(Dataset entries)
◆ ◆ ◆ ◆
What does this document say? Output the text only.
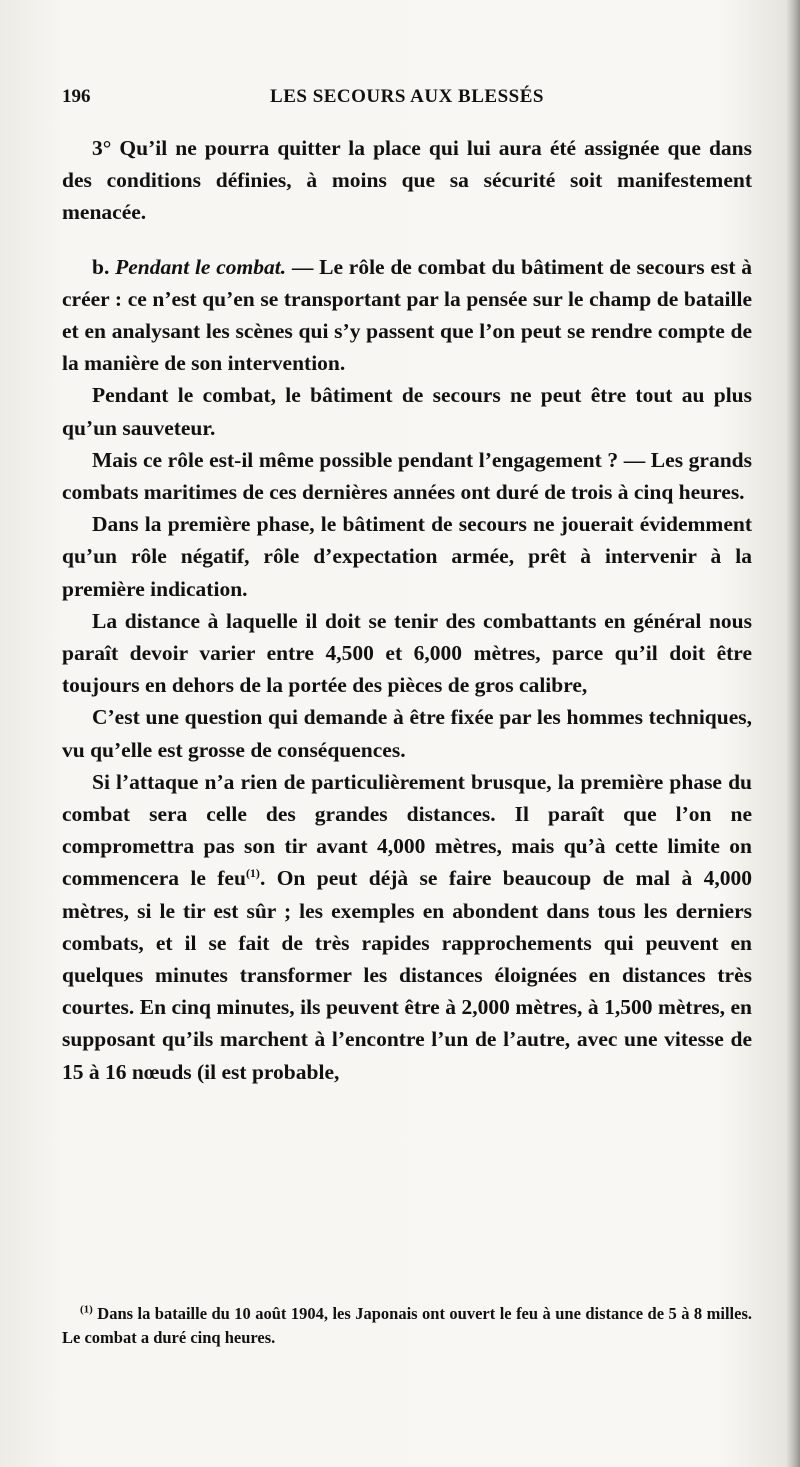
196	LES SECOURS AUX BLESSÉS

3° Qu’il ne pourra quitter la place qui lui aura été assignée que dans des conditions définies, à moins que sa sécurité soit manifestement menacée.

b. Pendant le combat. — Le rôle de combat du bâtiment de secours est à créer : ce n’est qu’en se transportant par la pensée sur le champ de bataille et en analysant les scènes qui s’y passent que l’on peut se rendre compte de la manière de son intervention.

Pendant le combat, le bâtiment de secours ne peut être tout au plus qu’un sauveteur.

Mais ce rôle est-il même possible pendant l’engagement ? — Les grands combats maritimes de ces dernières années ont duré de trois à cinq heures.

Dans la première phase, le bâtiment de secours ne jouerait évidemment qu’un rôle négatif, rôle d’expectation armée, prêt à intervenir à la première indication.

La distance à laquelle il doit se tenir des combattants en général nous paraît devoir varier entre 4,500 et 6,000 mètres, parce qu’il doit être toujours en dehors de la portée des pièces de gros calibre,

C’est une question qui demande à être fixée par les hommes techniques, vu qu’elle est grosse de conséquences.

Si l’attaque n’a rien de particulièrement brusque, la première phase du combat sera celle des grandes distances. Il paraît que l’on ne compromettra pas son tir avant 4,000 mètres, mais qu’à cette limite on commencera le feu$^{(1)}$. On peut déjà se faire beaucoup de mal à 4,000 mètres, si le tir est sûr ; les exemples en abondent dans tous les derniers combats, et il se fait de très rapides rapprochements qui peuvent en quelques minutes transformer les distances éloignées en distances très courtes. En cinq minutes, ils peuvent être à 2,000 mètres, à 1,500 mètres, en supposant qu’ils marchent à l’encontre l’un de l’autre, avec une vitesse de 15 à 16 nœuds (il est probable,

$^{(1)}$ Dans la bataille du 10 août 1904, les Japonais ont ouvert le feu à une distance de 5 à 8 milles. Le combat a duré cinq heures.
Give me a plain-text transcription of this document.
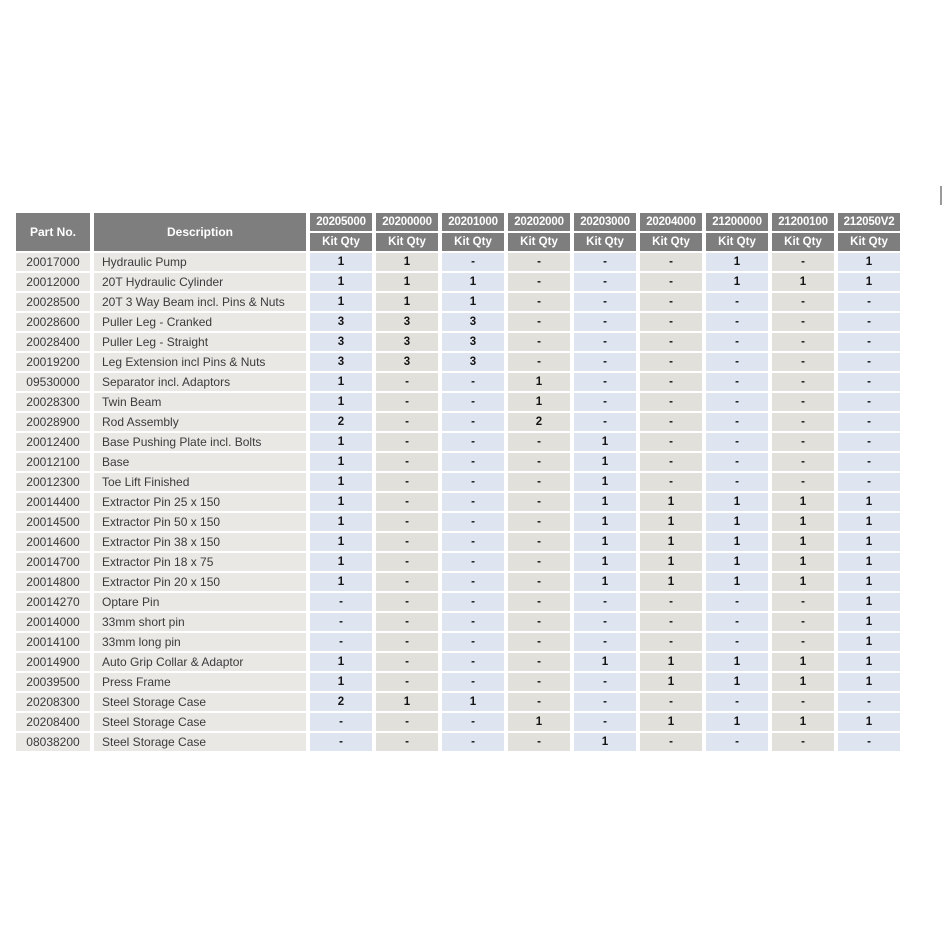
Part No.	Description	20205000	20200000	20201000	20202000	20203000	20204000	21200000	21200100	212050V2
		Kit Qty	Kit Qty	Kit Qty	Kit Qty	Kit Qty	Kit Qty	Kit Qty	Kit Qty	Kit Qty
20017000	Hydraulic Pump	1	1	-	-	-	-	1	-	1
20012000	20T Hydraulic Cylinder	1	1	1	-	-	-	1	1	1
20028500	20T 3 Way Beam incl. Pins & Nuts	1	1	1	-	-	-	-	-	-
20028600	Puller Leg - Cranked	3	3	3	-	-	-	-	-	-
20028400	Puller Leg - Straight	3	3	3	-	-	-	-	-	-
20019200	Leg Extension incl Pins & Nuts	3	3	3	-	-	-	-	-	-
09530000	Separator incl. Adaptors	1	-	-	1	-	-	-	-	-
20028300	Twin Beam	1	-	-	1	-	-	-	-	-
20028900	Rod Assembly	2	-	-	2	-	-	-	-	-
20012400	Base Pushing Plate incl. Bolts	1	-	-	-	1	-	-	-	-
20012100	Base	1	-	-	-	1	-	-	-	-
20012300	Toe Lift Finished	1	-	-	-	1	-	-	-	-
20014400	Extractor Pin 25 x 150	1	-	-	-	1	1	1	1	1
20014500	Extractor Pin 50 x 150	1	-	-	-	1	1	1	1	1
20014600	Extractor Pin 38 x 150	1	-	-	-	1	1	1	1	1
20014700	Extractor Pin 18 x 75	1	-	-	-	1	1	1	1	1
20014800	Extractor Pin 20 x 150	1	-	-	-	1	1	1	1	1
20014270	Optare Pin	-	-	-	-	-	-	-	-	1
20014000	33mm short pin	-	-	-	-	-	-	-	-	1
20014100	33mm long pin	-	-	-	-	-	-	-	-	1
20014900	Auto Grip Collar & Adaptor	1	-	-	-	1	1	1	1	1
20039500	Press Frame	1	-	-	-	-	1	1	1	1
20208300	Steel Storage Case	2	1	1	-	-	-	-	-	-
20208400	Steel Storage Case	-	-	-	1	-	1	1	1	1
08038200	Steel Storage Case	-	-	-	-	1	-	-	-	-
◆ ◆ ◆ ◆
From the entries above, output every line exactly and omit any image.

What does this document say? Output the text only.
196	LES SECOURS AUX BLESSÉS

3° Qu’il ne pourra quitter la place qui lui aura été assignée que dans des conditions définies, à moins que sa sécurité soit manifestement menacée.

b. Pendant le combat. — Le rôle de combat du bâtiment de secours est à créer : ce n’est qu’en se transportant par la pensée sur le champ de bataille et en analysant les scènes qui s’y passent que l’on peut se rendre compte de la manière de son intervention.

Pendant le combat, le bâtiment de secours ne peut être tout au plus qu’un sauveteur.

Mais ce rôle est-il même possible pendant l’engagement ? — Les grands combats maritimes de ces dernières années ont duré de trois à cinq heures.

Dans la première phase, le bâtiment de secours ne jouerait évidemment qu’un rôle négatif, rôle d’expectation armée, prêt à intervenir à la première indication.

La distance à laquelle il doit se tenir des combattants en général nous paraît devoir varier entre 4,500 et 6,000 mètres, parce qu’il doit être toujours en dehors de la portée des pièces de gros calibre,

C’est une question qui demande à être fixée par les hommes techniques, vu qu’elle est grosse de conséquences.

Si l’attaque n’a rien de particulièrement brusque, la première phase du combat sera celle des grandes distances. Il paraît que l’on ne compromettra pas son tir avant 4,000 mètres, mais qu’à cette limite on commencera le feu$^{(1)}$. On peut déjà se faire beaucoup de mal à 4,000 mètres, si le tir est sûr ; les exemples en abondent dans tous les derniers combats, et il se fait de très rapides rapprochements qui peuvent en quelques minutes transformer les distances éloignées en distances très courtes. En cinq minutes, ils peuvent être à 2,000 mètres, à 1,500 mètres, en supposant qu’ils marchent à l’encontre l’un de l’autre, avec une vitesse de 15 à 16 nœuds (il est probable,

$^{(1)}$ Dans la bataille du 10 août 1904, les Japonais ont ouvert le feu à une distance de 5 à 8 milles. Le combat a duré cinq heures.
Give me a plain-text transcription of this document.
Part No.	Description	20205000	20200000	20201000	20202000	20203000	20204000	21200000	21200100	212050V2
		Kit Qty	Kit Qty	Kit Qty	Kit Qty	Kit Qty	Kit Qty	Kit Qty	Kit Qty	Kit Qty
20017000	Hydraulic Pump	1	1	-	-	-	-	1	-	1
20012000	20T Hydraulic Cylinder	1	1	1	-	-	-	1	1	1
20028500	20T 3 Way Beam incl. Pins & Nuts	1	1	1	-	-	-	-	-	-
20028600	Puller Leg - Cranked	3	3	3	-	-	-	-	-	-
20028400	Puller Leg - Straight	3	3	3	-	-	-	-	-	-
20019200	Leg Extension incl Pins & Nuts	3	3	3	-	-	-	-	-	-
09530000	Separator incl. Adaptors	1	-	-	1	-	-	-	-	-
20028300	Twin Beam	1	-	-	1	-	-	-	-	-
20028900	Rod Assembly	2	-	-	2	-	-	-	-	-
20012400	Base Pushing Plate incl. Bolts	1	-	-	-	1	-	-	-	-
20012100	Base	1	-	-	-	1	-	-	-	-
20012300	Toe Lift Finished	1	-	-	-	1	-	-	-	-
20014400	Extractor Pin 25 x 150	1	-	-	-	1	1	1	1	1
20014500	Extractor Pin 50 x 150	1	-	-	-	1	1	1	1	1
20014600	Extractor Pin 38 x 150	1	-	-	-	1	1	1	1	1
20014700	Extractor Pin 18 x 75	1	-	-	-	1	1	1	1	1
20014800	Extractor Pin 20 x 150	1	-	-	-	1	1	1	1	1
20014270	Optare Pin	-	-	-	-	-	-	-	-	1
20014000	33mm short pin	-	-	-	-	-	-	-	-	1
20014100	33mm long pin	-	-	-	-	-	-	-	-	1
20014900	Auto Grip Collar & Adaptor	1	-	-	-	1	1	1	1	1
20039500	Press Frame	1	-	-	-	-	1	1	1	1
20208300	Steel Storage Case	2	1	1	-	-	-	-	-	-
20208400	Steel Storage Case	-	-	-	1	-	1	1	1	1
08038200	Steel Storage Case	-	-	-	-	1	-	-	-	-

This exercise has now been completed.